Stored data entries
⁂

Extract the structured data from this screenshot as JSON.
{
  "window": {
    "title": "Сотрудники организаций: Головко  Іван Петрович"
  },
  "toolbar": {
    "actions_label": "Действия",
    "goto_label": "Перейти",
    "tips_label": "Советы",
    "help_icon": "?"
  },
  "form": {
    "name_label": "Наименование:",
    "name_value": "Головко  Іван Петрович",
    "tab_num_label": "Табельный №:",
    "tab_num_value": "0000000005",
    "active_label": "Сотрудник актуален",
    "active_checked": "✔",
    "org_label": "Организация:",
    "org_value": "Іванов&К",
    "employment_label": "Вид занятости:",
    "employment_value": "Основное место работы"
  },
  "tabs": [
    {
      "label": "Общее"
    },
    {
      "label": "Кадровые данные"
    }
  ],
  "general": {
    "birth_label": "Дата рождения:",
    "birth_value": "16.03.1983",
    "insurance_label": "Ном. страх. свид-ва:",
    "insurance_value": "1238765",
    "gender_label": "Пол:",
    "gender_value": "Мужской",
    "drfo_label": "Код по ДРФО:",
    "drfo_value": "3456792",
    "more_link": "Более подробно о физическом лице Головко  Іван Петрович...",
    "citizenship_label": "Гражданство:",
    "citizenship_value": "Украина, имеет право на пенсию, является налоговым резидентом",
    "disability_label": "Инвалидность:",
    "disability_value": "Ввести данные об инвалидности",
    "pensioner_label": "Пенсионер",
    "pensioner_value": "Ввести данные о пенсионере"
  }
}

⁂

> PROBLEM DETAILS: Please reproduce each record precisely as written.

> ANSWER TO THIS TASK:
Extract the structured data from this screenshot as JSON.
{
  "window": {
    "title": "Сотрудники организаций: Головко  Іван Петрович"
  },
  "toolbar": {
    "actions_label": "Действия",
    "goto_label": "Перейти",
    "tips_label": "Советы",
    "help_icon": "?"
  },
  "form": {
    "name_label": "Наименование:",
    "name_value": "Головко  Іван Петрович",
    "tab_num_label": "Табельный №:",
    "tab_num_value": "0000000005",
    "active_label": "Сотрудник актуален",
    "active_checked": "✔",
    "org_label": "Организация:",
    "org_value": "Іванов&К",
    "employment_label": "Вид занятости:",
    "employment_value": "Основное место работы"
  },
  "tabs": [
    {
      "label": "Общее"
    },
    {
      "label": "Кадровые данные"
    }
  ],
  "general": {
    "birth_label": "Дата рождения:",
    "birth_value": "16.03.1983",
    "insurance_label": "Ном. страх. свид-ва:",
    "insurance_value": "1238765",
    "gender_label": "Пол:",
    "gender_value": "Мужской",
    "drfo_label": "Код по ДРФО:",
    "drfo_value": "3456792",
    "more_link": "Более подробно о физическом лице Головко  Іван Петрович...",
    "citizenship_label": "Гражданство:",
    "citizenship_value": "Украина, имеет право на пенсию, является налоговым резидентом",
    "disability_label": "Инвалидность:",
    "disability_value": "Ввести данные об инвалидности",
    "pensioner_label": "Пенсионер",
    "pensioner_value": "Ввести данные о пенсионере"
  }
}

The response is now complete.